* start Document section *

Their recollections and rationalizations keep leading back to re-enactments of the murder in graphic shadow play. In an unsettling twist, this repetition begins to make reasoning itself seem more like a contributing cause than a search for after-the-fact excuses.

The only resistance to the Fire Chief’s disinformation plan comes from the local schoolmaster (Terrell Tilford). A typically Abeesque outsider who came to the island to “wash away all the impurities from my mind and body,” Tilford’s conscience-racked Teacher struggles to extricate himself from human muck, with devastating results.

In another context, his tragedy--or the subplot involving a deaf lookout (Jeff Fischer) and a courtesan (Wendy Barry) fleeing the mob’s anger--might have played on our sympathy. But Abe permits no soothing entree for softer emotions as naked animal impulses wriggle like lab specimens under uncompromising scrutiny.

* end Document section *
* start Supplied material *

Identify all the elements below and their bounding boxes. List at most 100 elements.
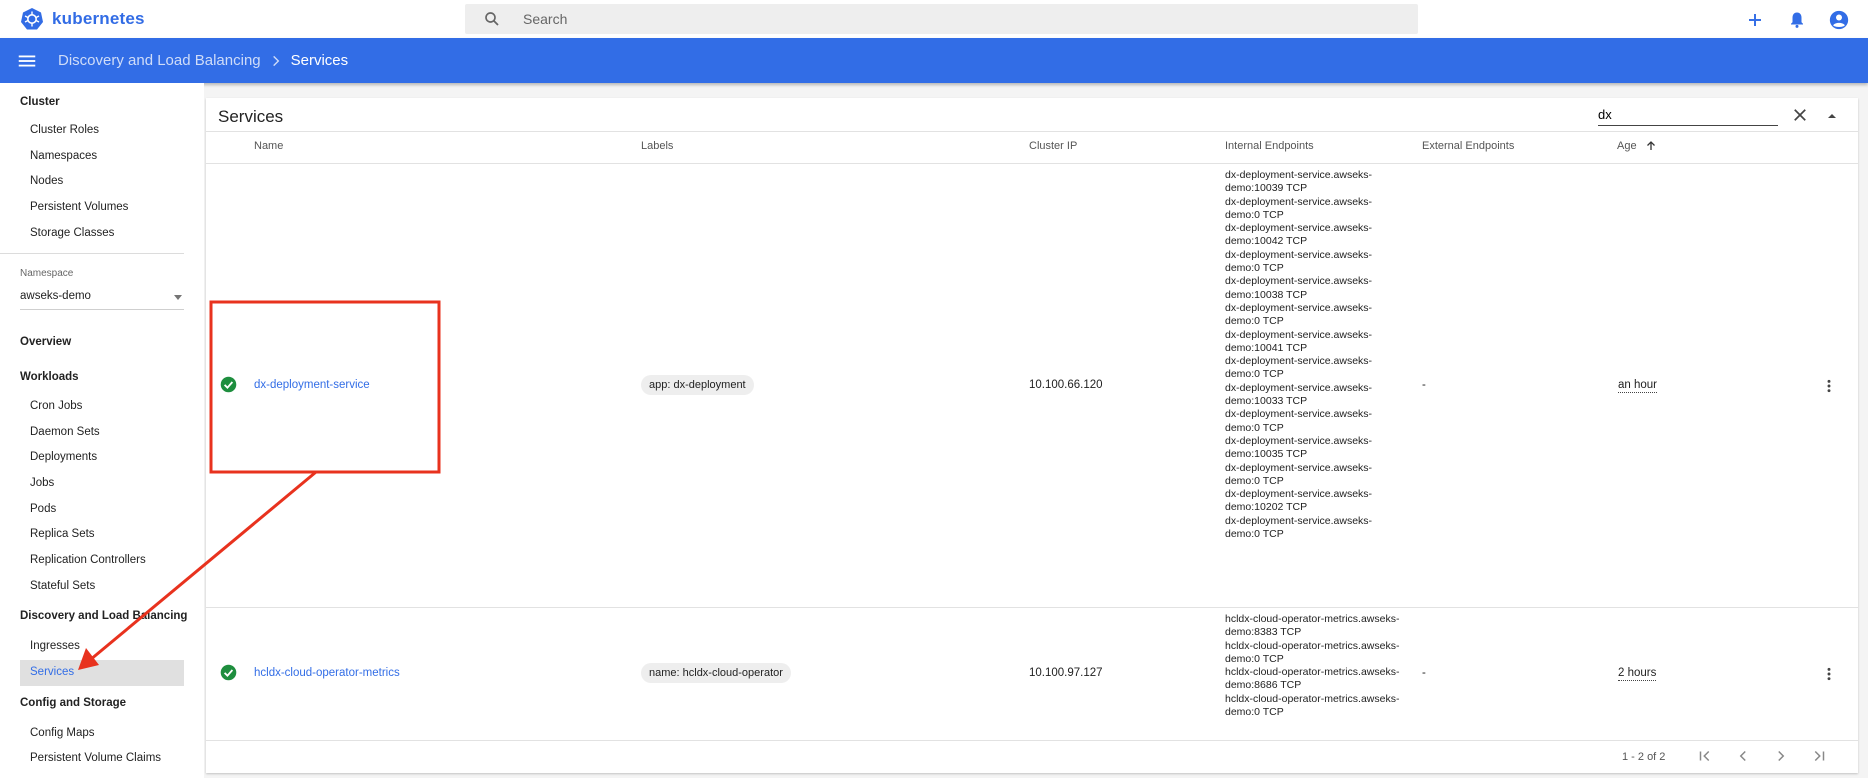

* end Supplied material *

# Your tasks
- 1) Using the passage on the Abe play, answer each question:
(a) Which actor plays the local schoolmaster?
(b) What reason does the Teacher give for coming to the island?
(c) Which actor plays the deaf lookout?
- 2) Which actors does the passage on the Abe play name?
- 3) Carry the passage on the Abe play forward, starting right after its final sentence.

# Answers for the tasks
- 1)
(a) Terrell Tilford
(b) To "wash away all the impurities from my mind and body."
(c) Jeff Fischer

- 2) Terrell Tilford, Jeff Fischer, Wendy Barry

- 3)
Despite some colloquial liberties in this adaptation, Ray Mickshaw’s confrontational staging fits Abe’s claustrophobic vision like a layer of skin. Rachel Hauck’s rusted scaffold scenery and Ellen Lundquist’s lighting (a post-apocalyptic glow pierced by intense color bursts) provide the pared-down backdrop for this often cacophonous sensory assault.

In other words, business as usual at the Actors’ Gang.